*Material provided*
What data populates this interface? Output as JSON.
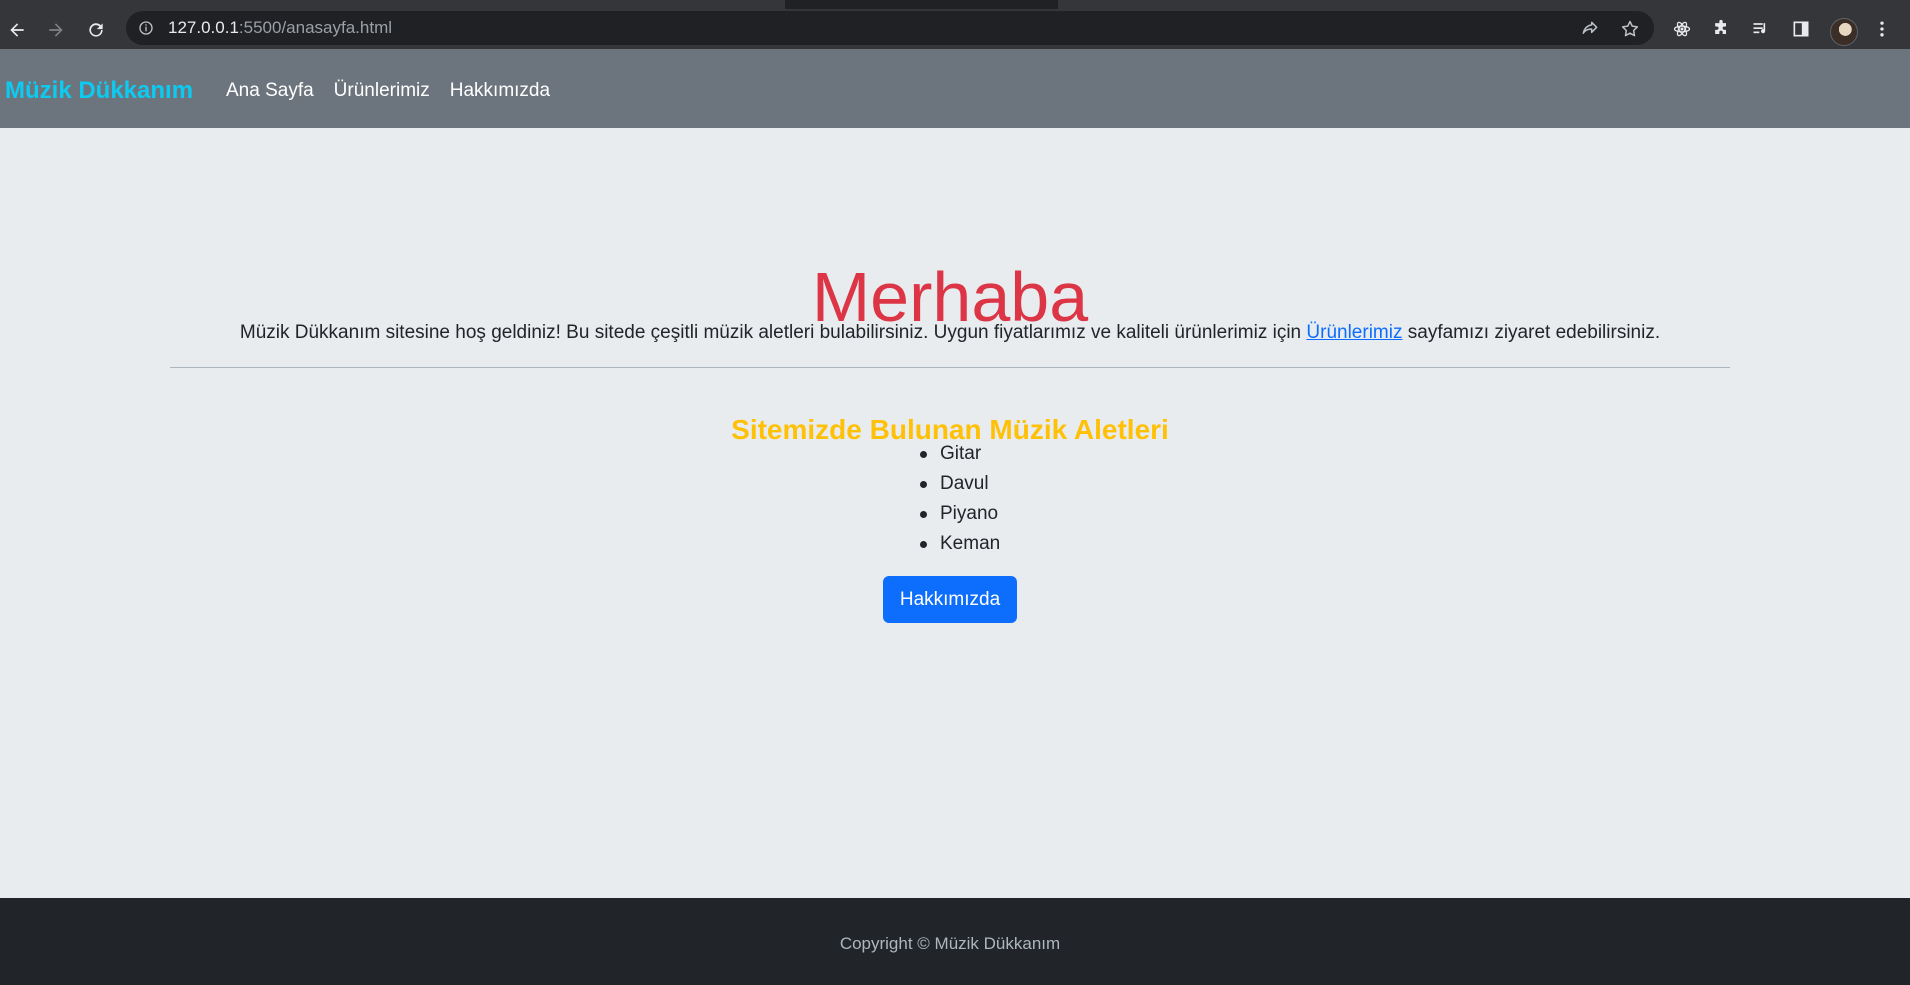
{
  "browser": {
    "url_host": "127.0.0.1",
    "url_rest": ":5500/anasayfa.html"
  },
  "navbar": {
    "brand": "Müzik Dükkanım",
    "links": [
      "Ana Sayfa",
      "Ürünlerimiz",
      "Hakkımızda"
    ],
    "background": "#6c757d",
    "brand_color": "#0dcaf0"
  },
  "hero": {
    "title": "Merhaba",
    "title_color": "#dc3545",
    "text_before": "Müzik Dükkanım sitesine hoş geldiniz! Bu sitede çeşitli müzik aletleri bulabilirsiniz. Uygun fiyatlarımız ve kaliteli ürünlerimiz için ",
    "text_link": "Ürünlerimiz",
    "text_after": " sayfamızı ziyaret edebilirsiniz."
  },
  "instruments": {
    "heading": "Sitemizde Bulunan Müzik Aletleri",
    "heading_color": "#ffc107",
    "items": [
      "Gitar",
      "Davul",
      "Piyano",
      "Keman"
    ]
  },
  "about_button": {
    "label": "Hakkımızda",
    "color": "#0d6efd"
  },
  "footer": {
    "text": "Copyright © Müzik Dükkanım",
    "background": "#212529"
  },
  "chrome_icons": [
    "back-icon",
    "forward-icon",
    "reload-icon",
    "info-icon",
    "share-icon",
    "star-icon",
    "react-devtools-icon",
    "extensions-icon",
    "media-control-icon",
    "side-panel-icon",
    "profile-avatar",
    "menu-icon"
  ]
}
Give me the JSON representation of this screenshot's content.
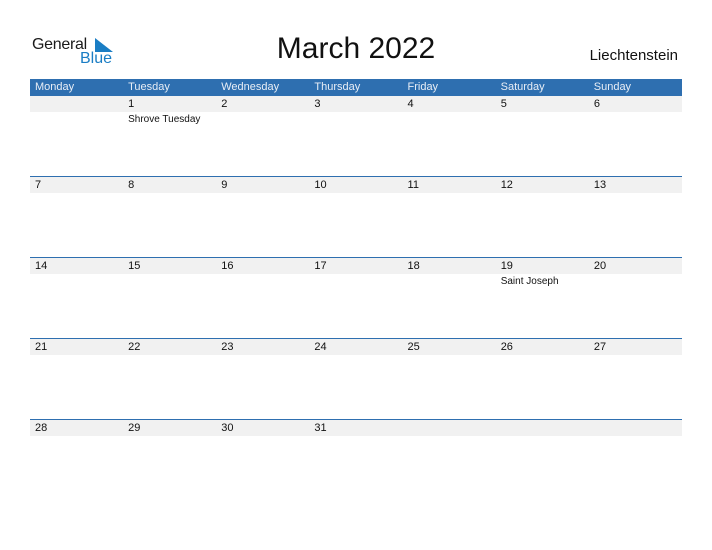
{
  "logo": {
    "word1": "General",
    "word2": "Blue"
  },
  "title": "March 2022",
  "country": "Liechtenstein",
  "colors": {
    "header": "#2e6fb0",
    "brand_blue": "#1a7dc4",
    "row_bg": "#f1f1f1"
  },
  "weekdays": [
    "Monday",
    "Tuesday",
    "Wednesday",
    "Thursday",
    "Friday",
    "Saturday",
    "Sunday"
  ],
  "weeks": [
    [
      {
        "day": ""
      },
      {
        "day": "1",
        "event": "Shrove Tuesday"
      },
      {
        "day": "2"
      },
      {
        "day": "3"
      },
      {
        "day": "4"
      },
      {
        "day": "5"
      },
      {
        "day": "6"
      }
    ],
    [
      {
        "day": "7"
      },
      {
        "day": "8"
      },
      {
        "day": "9"
      },
      {
        "day": "10"
      },
      {
        "day": "11"
      },
      {
        "day": "12"
      },
      {
        "day": "13"
      }
    ],
    [
      {
        "day": "14"
      },
      {
        "day": "15"
      },
      {
        "day": "16"
      },
      {
        "day": "17"
      },
      {
        "day": "18"
      },
      {
        "day": "19",
        "event": "Saint Joseph"
      },
      {
        "day": "20"
      }
    ],
    [
      {
        "day": "21"
      },
      {
        "day": "22"
      },
      {
        "day": "23"
      },
      {
        "day": "24"
      },
      {
        "day": "25"
      },
      {
        "day": "26"
      },
      {
        "day": "27"
      }
    ],
    [
      {
        "day": "28"
      },
      {
        "day": "29"
      },
      {
        "day": "30"
      },
      {
        "day": "31"
      },
      {
        "day": ""
      },
      {
        "day": ""
      },
      {
        "day": ""
      }
    ]
  ]
}
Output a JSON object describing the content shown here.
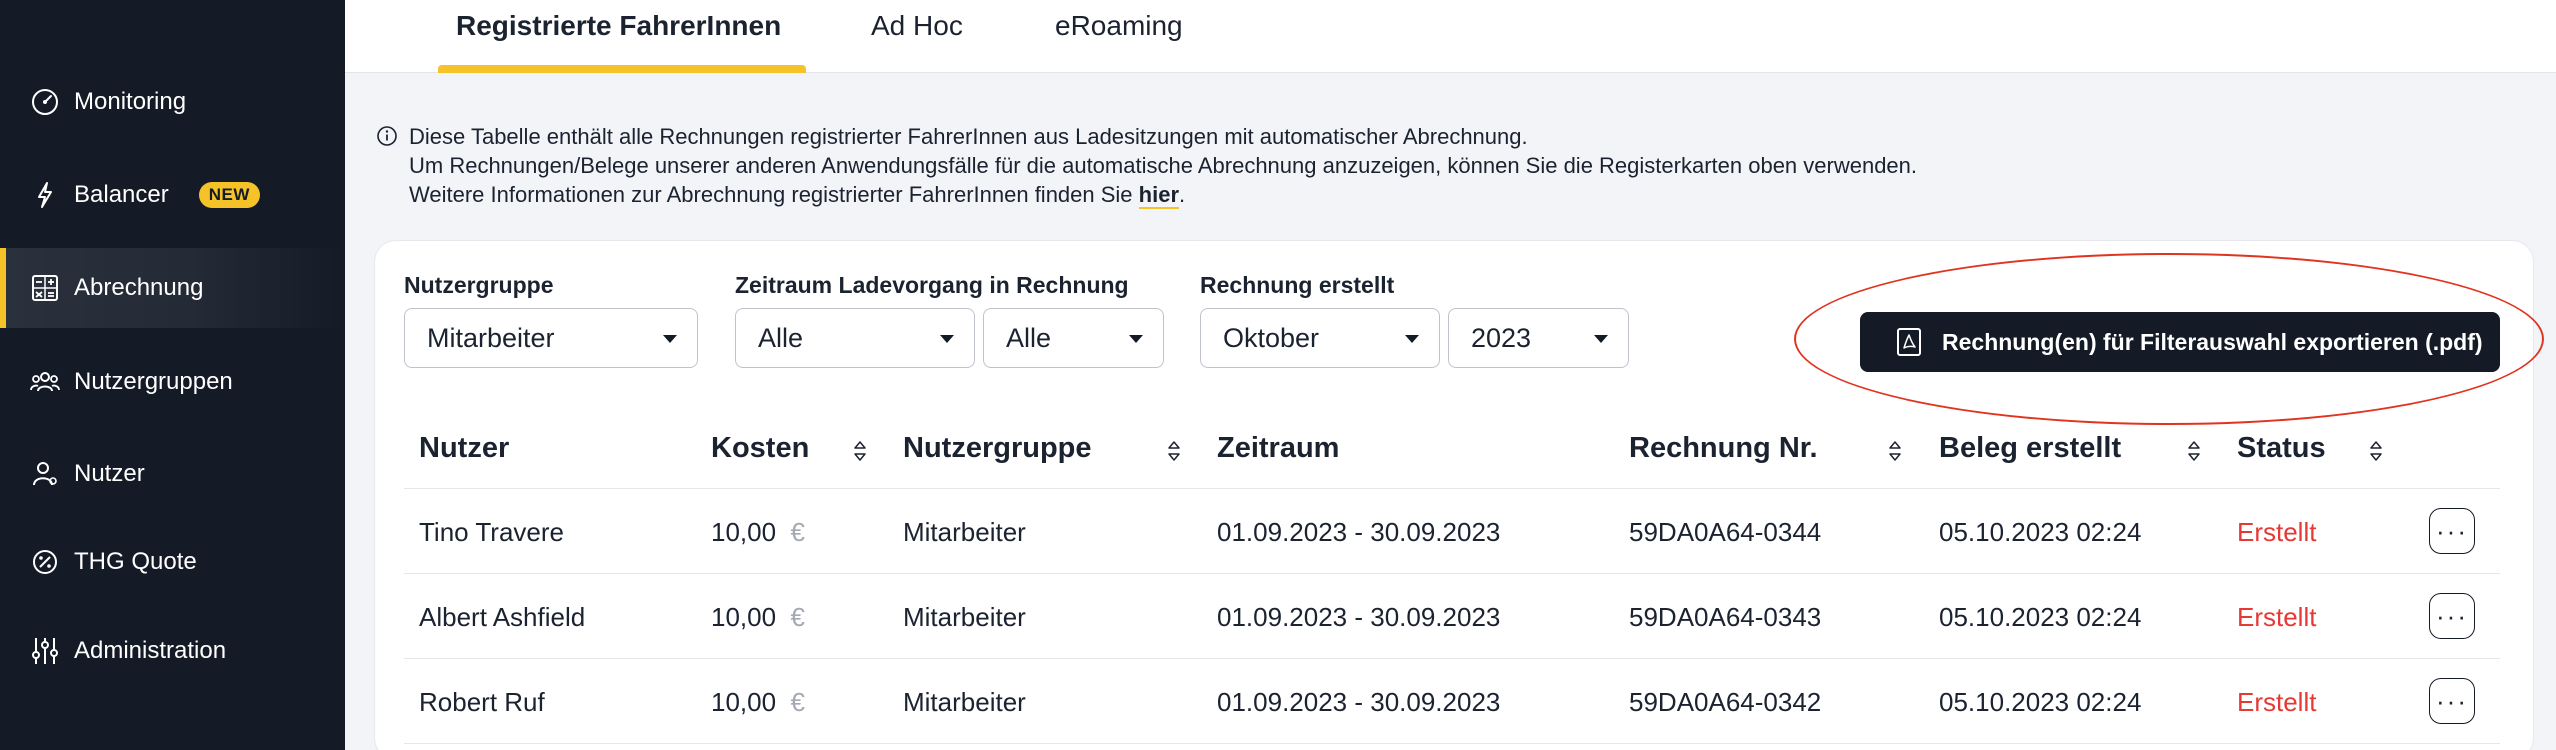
{
  "sidebar": {
    "items": [
      {
        "label": "Monitoring",
        "icon": "gauge-icon"
      },
      {
        "label": "Balancer",
        "icon": "lightning-icon",
        "badge": "NEW"
      },
      {
        "label": "Abrechnung",
        "icon": "invoice-calculator-icon",
        "active": true
      },
      {
        "label": "Nutzergruppen",
        "icon": "users-group-icon"
      },
      {
        "label": "Nutzer",
        "icon": "user-icon"
      },
      {
        "label": "THG Quote",
        "icon": "percent-badge-icon"
      },
      {
        "label": "Administration",
        "icon": "sliders-icon"
      }
    ]
  },
  "tabs": [
    {
      "label": "Registrierte FahrerInnen",
      "active": true
    },
    {
      "label": "Ad Hoc"
    },
    {
      "label": "eRoaming"
    }
  ],
  "info": {
    "line1": "Diese Tabelle enthält alle Rechnungen registrierter FahrerInnen aus Ladesitzungen mit automatischer Abrechnung.",
    "line2": "Um Rechnungen/Belege unserer anderen Anwendungsfälle für die automatische Abrechnung anzuzeigen, können Sie die Registerkarten oben verwenden.",
    "line3_prefix": "Weitere Informationen zur Abrechnung registrierter FahrerInnen finden Sie ",
    "link": "hier",
    "line3_suffix": "."
  },
  "filters": {
    "nutzergruppe": {
      "label": "Nutzergruppe",
      "value": "Mitarbeiter"
    },
    "zeitraum": {
      "label": "Zeitraum Ladevorgang in Rechnung",
      "value_from": "Alle",
      "value_to": "Alle"
    },
    "rechnung": {
      "label": "Rechnung erstellt",
      "month": "Oktober",
      "year": "2023"
    }
  },
  "export_button": {
    "label": "Rechnung(en) für Filterauswahl exportieren (.pdf)"
  },
  "table": {
    "headers": [
      "Nutzer",
      "Kosten",
      "Nutzergruppe",
      "Zeitraum",
      "Rechnung Nr.",
      "Beleg erstellt",
      "Status"
    ],
    "currency": "€",
    "rows": [
      {
        "nutzer": "Tino Travere",
        "kosten": "10,00",
        "nutzergruppe": "Mitarbeiter",
        "zeitraum": "01.09.2023 - 30.09.2023",
        "rechnung_nr": "59DA0A64-0344",
        "beleg": "05.10.2023 02:24",
        "status": "Erstellt"
      },
      {
        "nutzer": "Albert Ashfield",
        "kosten": "10,00",
        "nutzergruppe": "Mitarbeiter",
        "zeitraum": "01.09.2023 - 30.09.2023",
        "rechnung_nr": "59DA0A64-0343",
        "beleg": "05.10.2023 02:24",
        "status": "Erstellt"
      },
      {
        "nutzer": "Robert Ruf",
        "kosten": "10,00",
        "nutzergruppe": "Mitarbeiter",
        "zeitraum": "01.09.2023 - 30.09.2023",
        "rechnung_nr": "59DA0A64-0342",
        "beleg": "05.10.2023 02:24",
        "status": "Erstellt"
      }
    ],
    "row_action": "···"
  },
  "colors": {
    "sidebar_bg": "#141a26",
    "accent": "#f5c228",
    "status_red": "#e53935",
    "highlight_ellipse": "#e0341f"
  }
}
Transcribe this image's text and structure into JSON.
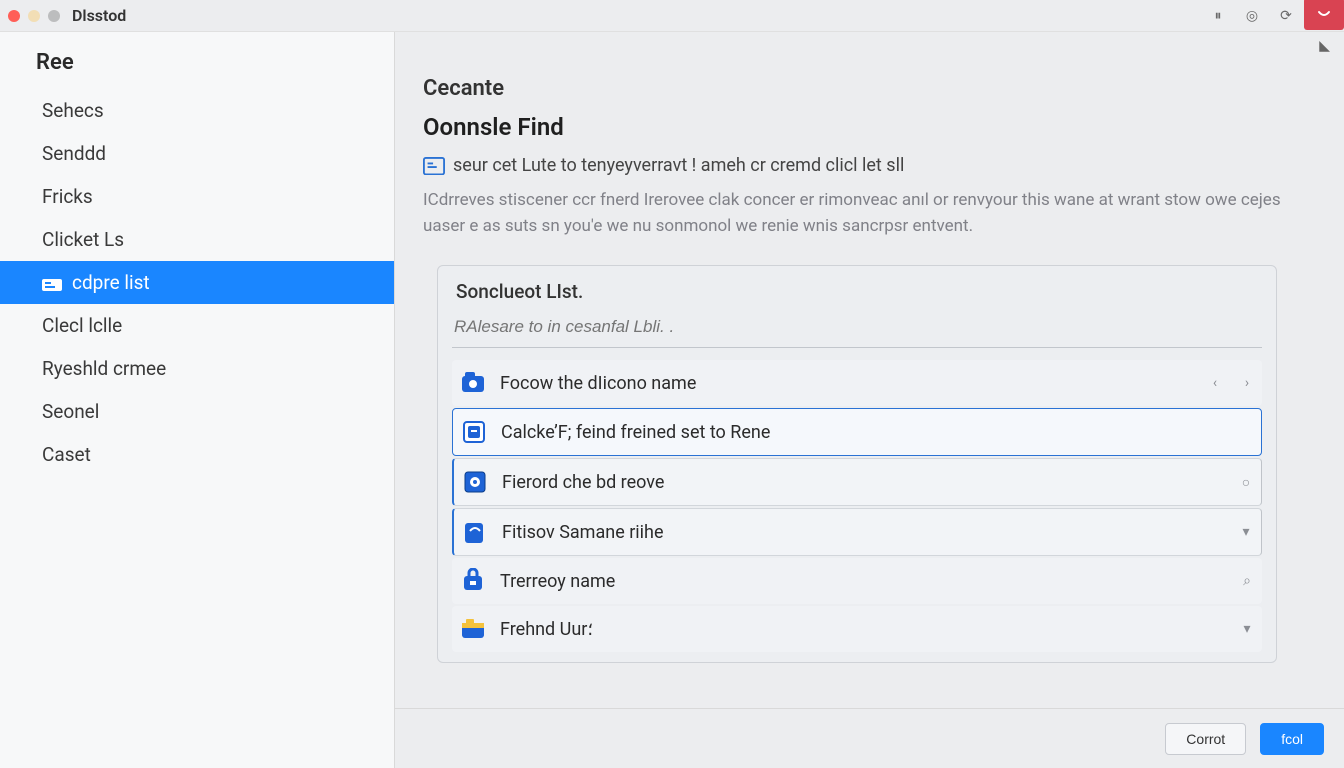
{
  "titlebar": {
    "app_name": "Dlsstod",
    "buttons": {
      "pause": "⏸",
      "target": "◎",
      "refresh": "⟳",
      "close": "✕"
    }
  },
  "sidebar": {
    "header": "Ree",
    "items": [
      {
        "label": "Sehecs"
      },
      {
        "label": "Senddd"
      },
      {
        "label": "Fricks"
      },
      {
        "label": "Clicket Ls"
      },
      {
        "label": "cdpre list",
        "active": true,
        "has_icon": true
      },
      {
        "label": "Clecl lclle"
      },
      {
        "label": "Ryeshld crmee"
      },
      {
        "label": "Seonel"
      },
      {
        "label": "Caset"
      }
    ]
  },
  "content": {
    "eyebrow": "Cecante",
    "title": "Oonnsle Find",
    "hint": "seur cet Lute to tenyeyverravt ! ameh cr cremd clicl let sll",
    "description": "ICdrreves stiscener ccr fnerd Irerovee clak concer er rimonveac anıl or renvyour this wane at wrant stow owe cejes uaser e as suts sn you'e we nu sonmonol we renie wnis sancrpsr entvent.",
    "panel_title": "Sonclueot LIst.",
    "panel_placeholder": "RAlesare to in cesanfal Lbli. .",
    "rows": [
      {
        "label": "Focow the dIicono name",
        "style": "plain"
      },
      {
        "label": "Calcke’F; feind freined set to Rene",
        "style": "selected"
      },
      {
        "label": "Fierord che bd reove",
        "style": "subsel"
      },
      {
        "label": "Fitisov Samane riihe",
        "style": "subsel"
      },
      {
        "label": "Trerreoy name",
        "style": "plain"
      },
      {
        "label": "Frehnd Uur؛",
        "style": "plain"
      }
    ]
  },
  "footer": {
    "cancel": "Corrot",
    "save": "fcol"
  }
}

*Task directions*
Every line that holds the string "Müzik" should be returned.

*Exercise result*
    "brand": "Müzik Dükkanım",
    "text_before": "Müzik Dükkanım sitesine hoş geldiniz! Bu sitede çeşitli müzik aletleri bulabilirsiniz. Uygun fiyatlarımız ve kaliteli ürünlerimiz için ",
    "heading": "Sitemizde Bulunan Müzik Aletleri",
    "text": "Copyright © Müzik Dükkanım",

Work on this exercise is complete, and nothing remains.